-- start The input --
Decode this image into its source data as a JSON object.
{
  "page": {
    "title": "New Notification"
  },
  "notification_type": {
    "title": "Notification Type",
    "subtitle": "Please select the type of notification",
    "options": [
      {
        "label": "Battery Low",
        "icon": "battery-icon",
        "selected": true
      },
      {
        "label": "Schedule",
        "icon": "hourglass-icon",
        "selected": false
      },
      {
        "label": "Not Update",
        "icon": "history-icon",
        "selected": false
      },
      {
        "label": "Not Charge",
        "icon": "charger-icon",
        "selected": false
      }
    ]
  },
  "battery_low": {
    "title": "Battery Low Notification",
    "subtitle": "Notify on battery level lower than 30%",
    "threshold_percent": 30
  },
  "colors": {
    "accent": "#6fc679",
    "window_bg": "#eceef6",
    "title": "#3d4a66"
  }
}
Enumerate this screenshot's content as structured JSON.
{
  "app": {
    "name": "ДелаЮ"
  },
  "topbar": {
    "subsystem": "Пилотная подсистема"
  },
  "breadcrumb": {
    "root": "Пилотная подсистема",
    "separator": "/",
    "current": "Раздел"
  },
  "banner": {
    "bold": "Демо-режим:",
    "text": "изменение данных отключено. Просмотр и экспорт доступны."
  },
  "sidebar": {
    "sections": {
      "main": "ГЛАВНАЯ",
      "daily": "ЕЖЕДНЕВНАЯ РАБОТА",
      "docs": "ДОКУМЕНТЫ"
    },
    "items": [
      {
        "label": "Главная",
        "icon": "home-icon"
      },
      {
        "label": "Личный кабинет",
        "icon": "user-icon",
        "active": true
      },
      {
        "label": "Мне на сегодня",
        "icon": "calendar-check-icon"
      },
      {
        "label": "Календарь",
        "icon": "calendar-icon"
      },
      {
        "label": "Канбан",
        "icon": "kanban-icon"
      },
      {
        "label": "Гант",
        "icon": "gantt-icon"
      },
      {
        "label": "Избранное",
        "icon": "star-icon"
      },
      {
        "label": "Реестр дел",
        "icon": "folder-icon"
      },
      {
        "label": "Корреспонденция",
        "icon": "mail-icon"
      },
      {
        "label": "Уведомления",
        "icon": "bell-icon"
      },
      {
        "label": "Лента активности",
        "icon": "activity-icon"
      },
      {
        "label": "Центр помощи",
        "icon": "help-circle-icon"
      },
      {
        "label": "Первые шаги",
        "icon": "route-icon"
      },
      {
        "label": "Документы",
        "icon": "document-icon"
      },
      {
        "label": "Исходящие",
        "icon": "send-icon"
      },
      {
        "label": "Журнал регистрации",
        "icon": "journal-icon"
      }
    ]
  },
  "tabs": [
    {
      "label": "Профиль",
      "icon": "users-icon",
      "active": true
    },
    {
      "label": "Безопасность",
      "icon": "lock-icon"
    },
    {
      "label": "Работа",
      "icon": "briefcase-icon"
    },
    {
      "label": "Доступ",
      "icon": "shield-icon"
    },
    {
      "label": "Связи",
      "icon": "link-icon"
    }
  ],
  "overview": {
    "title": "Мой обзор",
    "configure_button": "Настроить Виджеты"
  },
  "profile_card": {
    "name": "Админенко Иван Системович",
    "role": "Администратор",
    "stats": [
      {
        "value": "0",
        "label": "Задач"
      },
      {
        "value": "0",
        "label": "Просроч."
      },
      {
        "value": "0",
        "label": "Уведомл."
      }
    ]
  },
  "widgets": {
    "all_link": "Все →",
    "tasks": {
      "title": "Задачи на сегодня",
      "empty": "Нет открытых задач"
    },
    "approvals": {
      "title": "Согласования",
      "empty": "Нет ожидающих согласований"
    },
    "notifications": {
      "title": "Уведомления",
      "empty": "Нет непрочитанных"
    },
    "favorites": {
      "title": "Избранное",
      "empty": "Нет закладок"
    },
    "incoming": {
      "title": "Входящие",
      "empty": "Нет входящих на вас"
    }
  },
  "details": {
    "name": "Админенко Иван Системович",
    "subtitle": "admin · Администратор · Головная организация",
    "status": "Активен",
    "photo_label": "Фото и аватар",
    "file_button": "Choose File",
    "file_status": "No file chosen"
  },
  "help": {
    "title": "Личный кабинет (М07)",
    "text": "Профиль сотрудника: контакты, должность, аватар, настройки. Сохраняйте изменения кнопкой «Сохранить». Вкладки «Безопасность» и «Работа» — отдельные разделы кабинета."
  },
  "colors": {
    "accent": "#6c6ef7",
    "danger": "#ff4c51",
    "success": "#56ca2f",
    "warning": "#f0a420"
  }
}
-- end The input --
## Problem details
Scan the records above, count the lines with "JSON" in them, and give only the number.

## Exercise output
2